━━━ DATASET RECORDS
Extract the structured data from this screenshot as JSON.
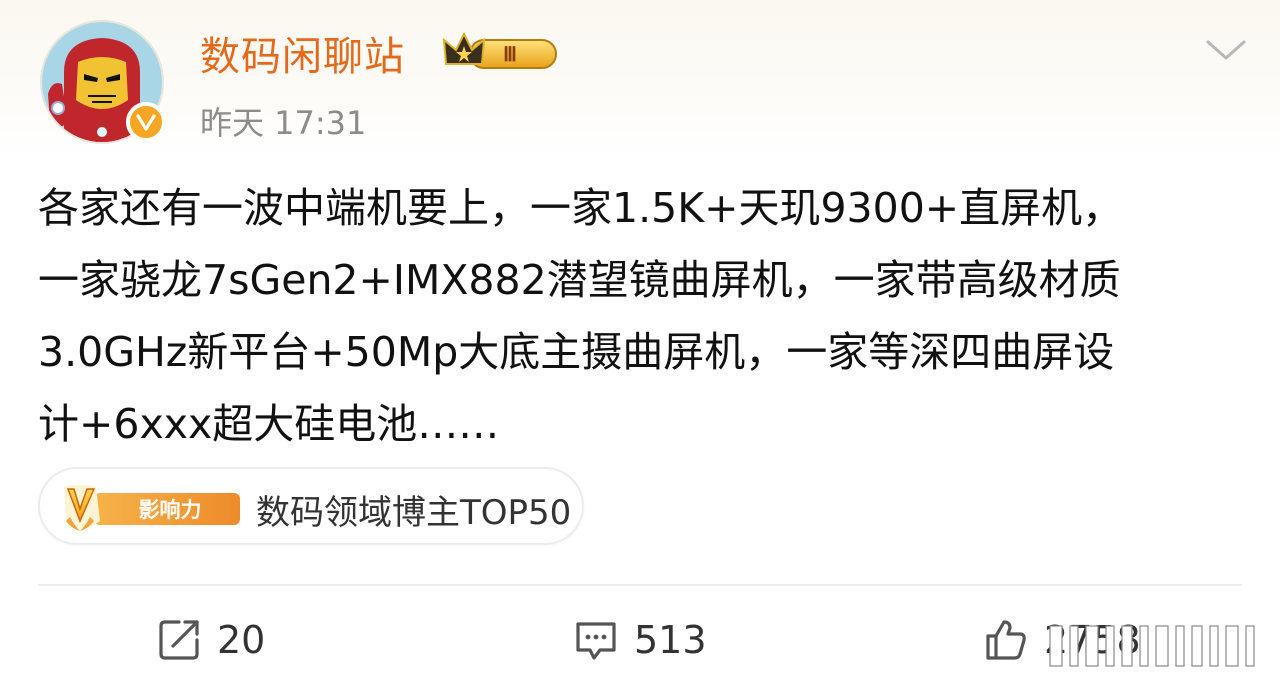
{
  "post": {
    "author": {
      "name": "数码闲聊站",
      "vip_level": "Ⅲ"
    },
    "time": "昨天 17:31",
    "content_lines": [
      "各家还有一波中端机要上，一家1.5K+天玑9300+直屏机，",
      "一家骁龙7sGen2+IMX882潜望镜曲屏机，一家带高级材质",
      "3.0GHz新平台+50Mp大底主摄曲屏机，一家等深四曲屏设",
      "计+6xxx超大硅电池……"
    ],
    "influence_tag": {
      "icon_label": "影响力",
      "text": "数码领域博主TOP50"
    },
    "actions": {
      "repost_count": "20",
      "comment_count": "513",
      "like_count": "2758"
    }
  },
  "colors": {
    "author_name": "#e36a1b",
    "verified": "#f5a623",
    "muted": "#8c8c8c"
  }
}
━━━━━━
**GIVEN REQUEST:**
Output the entries above exactly. Drop the pictures.

**EXERCISE RESPONSE:**
Extract the structured data from this screenshot as JSON.
{
  "post": {
    "author": {
      "name": "数码闲聊站",
      "vip_level": "Ⅲ"
    },
    "time": "昨天 17:31",
    "content_lines": [
      "各家还有一波中端机要上，一家1.5K+天玑9300+直屏机，",
      "一家骁龙7sGen2+IMX882潜望镜曲屏机，一家带高级材质",
      "3.0GHz新平台+50Mp大底主摄曲屏机，一家等深四曲屏设",
      "计+6xxx超大硅电池……"
    ],
    "influence_tag": {
      "icon_label": "影响力",
      "text": "数码领域博主TOP50"
    },
    "actions": {
      "repost_count": "20",
      "comment_count": "513",
      "like_count": "2758"
    }
  },
  "colors": {
    "author_name": "#e36a1b",
    "verified": "#f5a623",
    "muted": "#8c8c8c"
  }
}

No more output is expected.